- Written request
Return only the number of lines that hold "hoạch".

- Provided entries
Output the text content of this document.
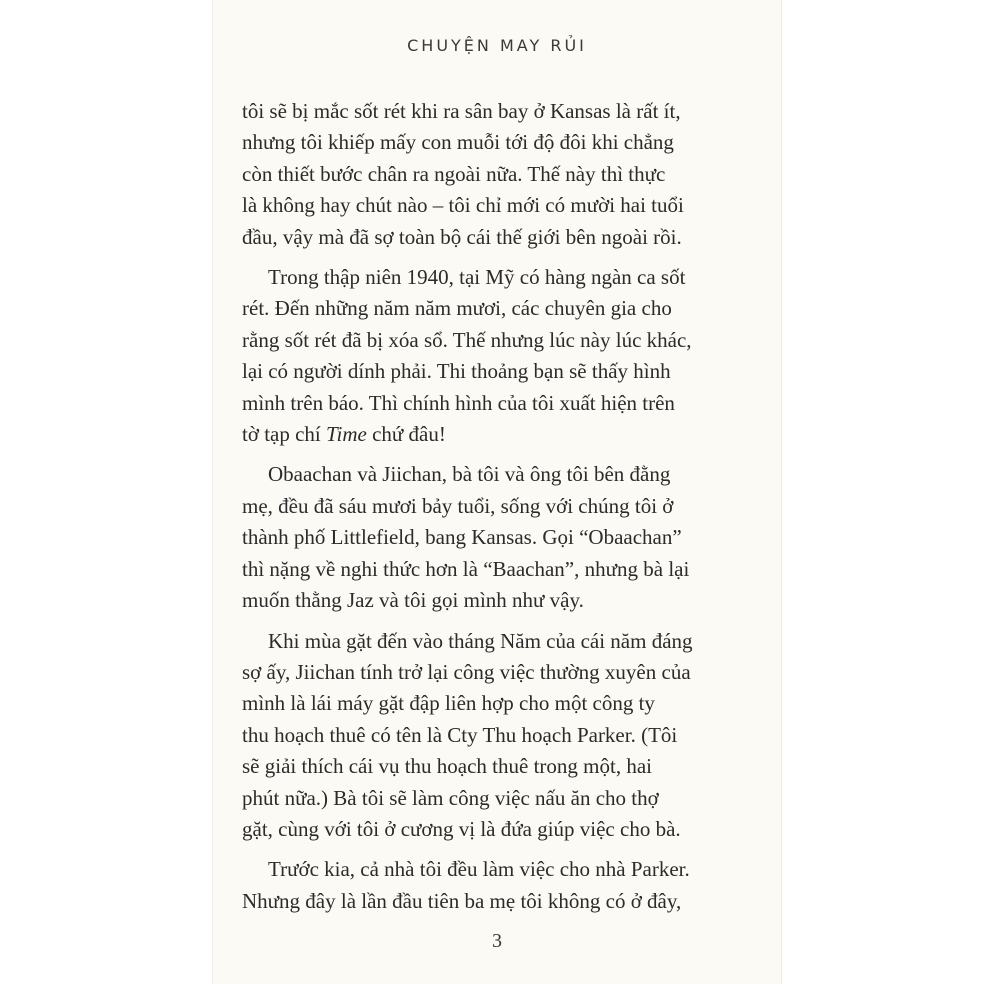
CHUYỆN MAY RỦI
tôi sẽ bị mắc sốt rét khi ra sân bay ở Kansas là rất ít,
nhưng tôi khiếp mấy con muỗi tới độ đôi khi chẳng
còn thiết bước chân ra ngoài nữa. Thế này thì thực
là không hay chút nào – tôi chỉ mới có mười hai tuổi
đầu, vậy mà đã sợ toàn bộ cái thế giới bên ngoài rồi.
Trong thập niên 1940, tại Mỹ có hàng ngàn ca sốt
rét. Đến những năm năm mươi, các chuyên gia cho
rằng sốt rét đã bị xóa sổ. Thế nhưng lúc này lúc khác,
lại có người dính phải. Thi thoảng bạn sẽ thấy hình
mình trên báo. Thì chính hình của tôi xuất hiện trên
tờ tạp chí Time chứ đâu!
Obaachan và Jiichan, bà tôi và ông tôi bên đằng
mẹ, đều đã sáu mươi bảy tuổi, sống với chúng tôi ở
thành phố Littlefield, bang Kansas. Gọi “Obaachan”
thì nặng về nghi thức hơn là “Baachan”, nhưng bà lại
muốn thằng Jaz và tôi gọi mình như vậy.
Khi mùa gặt đến vào tháng Năm của cái năm đáng
sợ ấy, Jiichan tính trở lại công việc thường xuyên của
mình là lái máy gặt đập liên hợp cho một công ty
thu hoạch thuê có tên là Cty Thu hoạch Parker. (Tôi
sẽ giải thích cái vụ thu hoạch thuê trong một, hai
phút nữa.) Bà tôi sẽ làm công việc nấu ăn cho thợ
gặt, cùng với tôi ở cương vị là đứa giúp việc cho bà.
Trước kia, cả nhà tôi đều làm việc cho nhà Parker.
Nhưng đây là lần đầu tiên ba mẹ tôi không có ở đây,
3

- Output of the task
2